**What needs to be done**
Retype each line exactly. Skip images.
START
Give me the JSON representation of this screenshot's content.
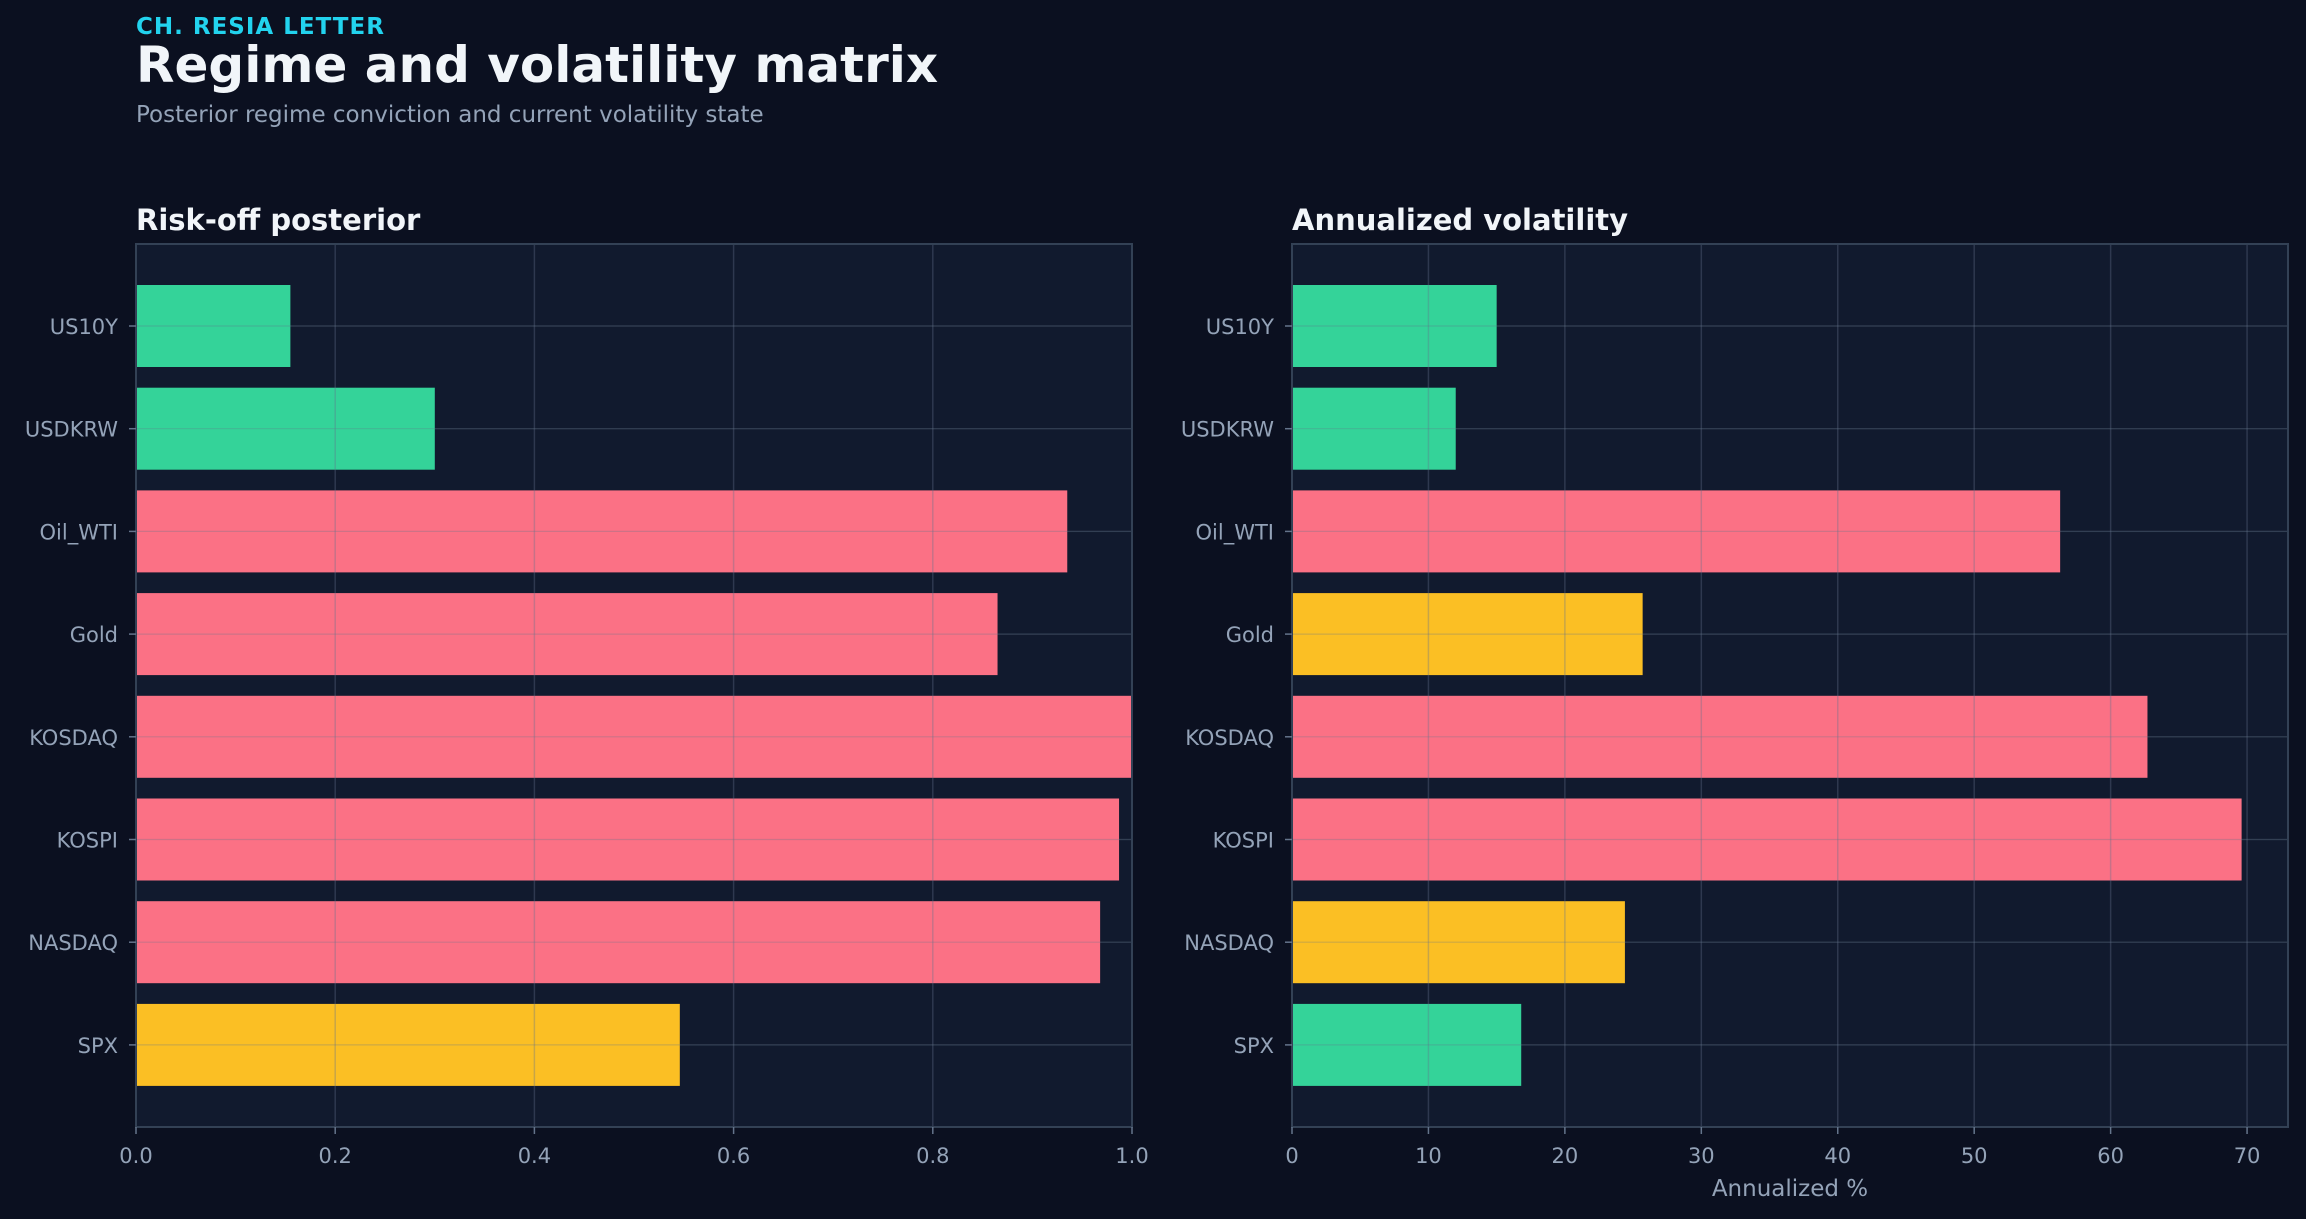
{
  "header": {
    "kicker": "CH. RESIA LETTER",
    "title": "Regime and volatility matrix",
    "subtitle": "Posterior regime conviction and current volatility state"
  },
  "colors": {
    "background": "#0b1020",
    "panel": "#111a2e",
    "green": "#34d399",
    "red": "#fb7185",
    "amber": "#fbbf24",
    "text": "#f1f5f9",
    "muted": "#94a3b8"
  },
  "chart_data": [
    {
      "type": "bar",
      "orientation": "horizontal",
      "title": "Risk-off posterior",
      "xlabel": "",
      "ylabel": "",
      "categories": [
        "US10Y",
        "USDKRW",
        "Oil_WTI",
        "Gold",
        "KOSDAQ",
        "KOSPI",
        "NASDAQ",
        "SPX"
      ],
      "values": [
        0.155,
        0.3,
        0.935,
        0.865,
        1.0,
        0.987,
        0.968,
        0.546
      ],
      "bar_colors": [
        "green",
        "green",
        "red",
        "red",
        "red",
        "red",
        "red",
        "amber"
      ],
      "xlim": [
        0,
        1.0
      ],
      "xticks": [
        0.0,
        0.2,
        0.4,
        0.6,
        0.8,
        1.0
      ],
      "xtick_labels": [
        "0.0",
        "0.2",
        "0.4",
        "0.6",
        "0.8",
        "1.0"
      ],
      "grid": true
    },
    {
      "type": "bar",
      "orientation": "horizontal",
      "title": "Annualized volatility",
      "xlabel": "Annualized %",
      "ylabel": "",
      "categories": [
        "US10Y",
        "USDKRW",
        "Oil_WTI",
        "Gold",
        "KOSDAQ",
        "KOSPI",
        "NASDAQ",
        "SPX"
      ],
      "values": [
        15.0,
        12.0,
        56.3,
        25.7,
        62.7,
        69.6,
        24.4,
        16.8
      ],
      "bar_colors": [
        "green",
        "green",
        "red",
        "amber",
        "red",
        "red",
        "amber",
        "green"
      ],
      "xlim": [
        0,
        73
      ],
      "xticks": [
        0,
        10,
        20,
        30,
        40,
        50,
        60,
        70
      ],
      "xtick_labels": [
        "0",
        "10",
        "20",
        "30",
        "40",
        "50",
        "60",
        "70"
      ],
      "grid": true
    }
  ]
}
END
**Answer to this problem**
Give me the JSON representation of this screenshot's content.
{
  "header": {
    "kicker": "CH. RESIA LETTER",
    "title": "Regime and volatility matrix",
    "subtitle": "Posterior regime conviction and current volatility state"
  },
  "colors": {
    "background": "#0b1020",
    "panel": "#111a2e",
    "green": "#34d399",
    "red": "#fb7185",
    "amber": "#fbbf24",
    "text": "#f1f5f9",
    "muted": "#94a3b8"
  },
  "chart_data": [
    {
      "type": "bar",
      "orientation": "horizontal",
      "title": "Risk-off posterior",
      "xlabel": "",
      "ylabel": "",
      "categories": [
        "US10Y",
        "USDKRW",
        "Oil_WTI",
        "Gold",
        "KOSDAQ",
        "KOSPI",
        "NASDAQ",
        "SPX"
      ],
      "values": [
        0.155,
        0.3,
        0.935,
        0.865,
        1.0,
        0.987,
        0.968,
        0.546
      ],
      "bar_colors": [
        "green",
        "green",
        "red",
        "red",
        "red",
        "red",
        "red",
        "amber"
      ],
      "xlim": [
        0,
        1.0
      ],
      "xticks": [
        0.0,
        0.2,
        0.4,
        0.6,
        0.8,
        1.0
      ],
      "xtick_labels": [
        "0.0",
        "0.2",
        "0.4",
        "0.6",
        "0.8",
        "1.0"
      ],
      "grid": true
    },
    {
      "type": "bar",
      "orientation": "horizontal",
      "title": "Annualized volatility",
      "xlabel": "Annualized %",
      "ylabel": "",
      "categories": [
        "US10Y",
        "USDKRW",
        "Oil_WTI",
        "Gold",
        "KOSDAQ",
        "KOSPI",
        "NASDAQ",
        "SPX"
      ],
      "values": [
        15.0,
        12.0,
        56.3,
        25.7,
        62.7,
        69.6,
        24.4,
        16.8
      ],
      "bar_colors": [
        "green",
        "green",
        "red",
        "amber",
        "red",
        "red",
        "amber",
        "green"
      ],
      "xlim": [
        0,
        73
      ],
      "xticks": [
        0,
        10,
        20,
        30,
        40,
        50,
        60,
        70
      ],
      "xtick_labels": [
        "0",
        "10",
        "20",
        "30",
        "40",
        "50",
        "60",
        "70"
      ],
      "grid": true
    }
  ]
}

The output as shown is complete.